*Set problem*: Print the lines of the records from the line with "animal-price: $21 <box>532 419 555 432</box>" up to and including the line with "male-icon: ♂ <box>356 477 369 493</box>", character for character.

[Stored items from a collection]
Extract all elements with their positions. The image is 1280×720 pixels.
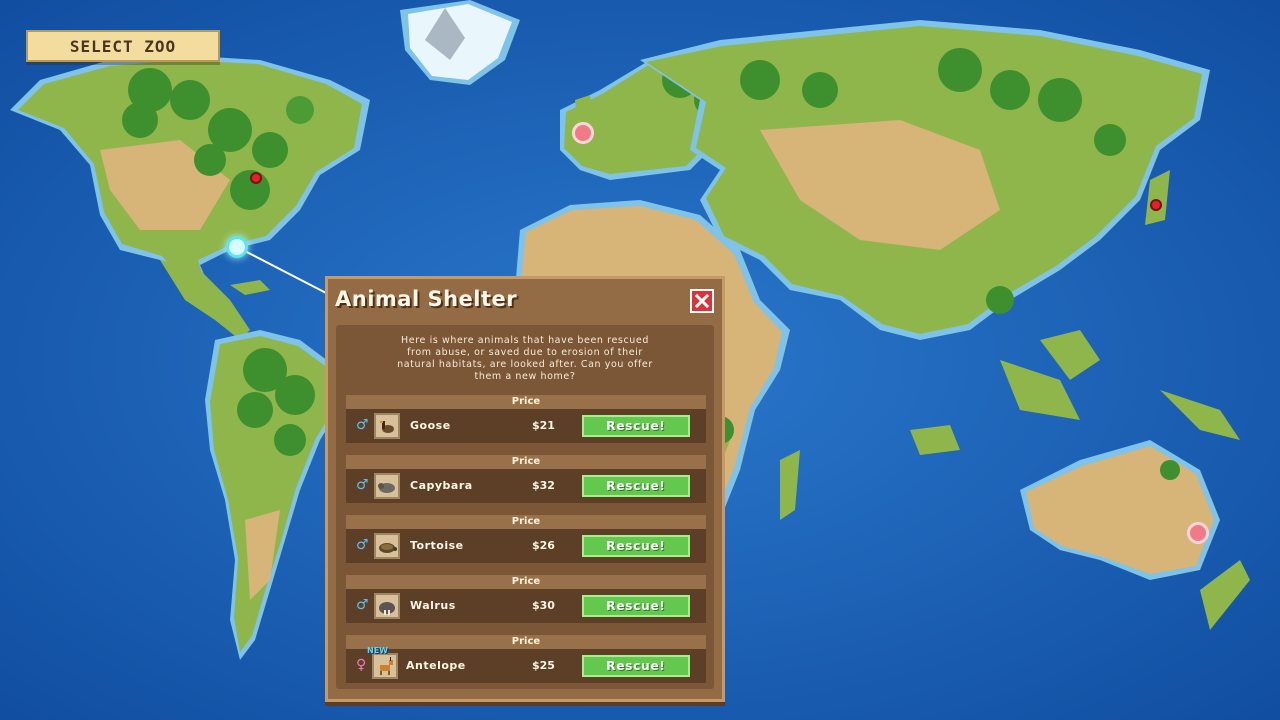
animal-price: $21 <box>532 419 555 432</box>
animal-row: ♂ Walrus $30 Rescue! <box>346 589 706 623</box>
dialog-title: Animal Shelter <box>335 287 518 311</box>
antelope-icon <box>372 653 398 679</box>
close-icon <box>695 294 709 308</box>
goose-icon <box>374 413 400 439</box>
animal-entry: Price ♂ Goose $21 Rescue! <box>346 395 706 445</box>
animal-name: Capybara <box>410 479 473 492</box>
zoo-marker-japan[interactable] <box>1150 199 1162 211</box>
price-header: Price <box>346 455 706 469</box>
male-icon: ♂ <box>356 597 369 613</box>
animal-price: $30 <box>532 599 555 612</box>
male-icon: ♂ <box>356 477 369 493</box>
rescue-button[interactable]: Rescue! <box>582 415 690 437</box>
rescue-button[interactable]: Rescue! <box>582 655 690 677</box>
zoo-marker-europe[interactable] <box>572 122 594 144</box>
zoo-marker-australia[interactable] <box>1187 522 1209 544</box>
shelter-description: Here is where animals that have been res… <box>397 335 653 382</box>
male-icon: ♂ <box>356 537 369 553</box>
animal-entry: Price ♂ Capybara $32 Rescue! <box>346 455 706 505</box>
rescue-button[interactable]: Rescue! <box>582 535 690 557</box>
animal-price: $26 <box>532 539 555 552</box>
rescue-button[interactable]: Rescue! <box>582 595 690 617</box>
price-header: Price <box>346 395 706 409</box>
zoo-marker-north-america[interactable] <box>250 172 262 184</box>
price-header: Price <box>346 515 706 529</box>
capybara-icon <box>374 473 400 499</box>
animal-row: ♀ NEW Antelope $25 Rescue! <box>346 646 706 683</box>
select-zoo-button[interactable]: SELECT ZOO <box>26 30 220 62</box>
animal-entry: Price ♂ Tortoise $26 Rescue! <box>346 515 706 565</box>
animal-row: ♂ Capybara $32 Rescue! <box>346 469 706 503</box>
male-icon: ♂ <box>356 417 369 433</box>
zoo-marker-selected[interactable] <box>226 236 248 258</box>
tortoise-icon <box>374 533 400 559</box>
animal-shelter-dialog: Animal Shelter Here is where animals tha… <box>325 276 725 702</box>
animal-entry: Price ♀ NEW Antelope $25 Rescue! <box>346 635 706 685</box>
animal-price: $32 <box>532 479 555 492</box>
animal-row: ♂ Tortoise $26 Rescue! <box>346 529 706 563</box>
animal-entry: Price ♂ Walrus $30 Rescue! <box>346 575 706 625</box>
female-icon: ♀ <box>356 657 367 673</box>
rescue-button[interactable]: Rescue! <box>582 475 690 497</box>
animal-name: Goose <box>410 419 451 432</box>
animal-row: ♂ Goose $21 Rescue! <box>346 409 706 443</box>
close-button[interactable] <box>690 289 714 313</box>
walrus-icon <box>374 593 400 619</box>
animal-name: Tortoise <box>410 539 464 552</box>
animal-name: Antelope <box>406 659 466 672</box>
new-badge: NEW <box>367 646 388 655</box>
animal-price: $25 <box>532 659 555 672</box>
price-header: Price <box>346 635 706 649</box>
shelter-panel: Here is where animals that have been res… <box>336 325 714 689</box>
price-header: Price <box>346 575 706 589</box>
animal-name: Walrus <box>410 599 456 612</box>
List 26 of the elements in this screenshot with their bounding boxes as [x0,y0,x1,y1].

*Answer to the task*:
animal-price: $21 <box>532 419 555 432</box>
animal-row: ♂ Walrus $30 Rescue! <box>346 589 706 623</box>
dialog-title: Animal Shelter <box>335 287 518 311</box>
antelope-icon <box>372 653 398 679</box>
close-icon <box>695 294 709 308</box>
goose-icon <box>374 413 400 439</box>
animal-entry: Price ♂ Goose $21 Rescue! <box>346 395 706 445</box>
animal-name: Capybara <box>410 479 473 492</box>
zoo-marker-japan[interactable] <box>1150 199 1162 211</box>
price-header: Price <box>346 455 706 469</box>
male-icon: ♂ <box>356 597 369 613</box>
animal-price: $30 <box>532 599 555 612</box>
male-icon: ♂ <box>356 477 369 493</box>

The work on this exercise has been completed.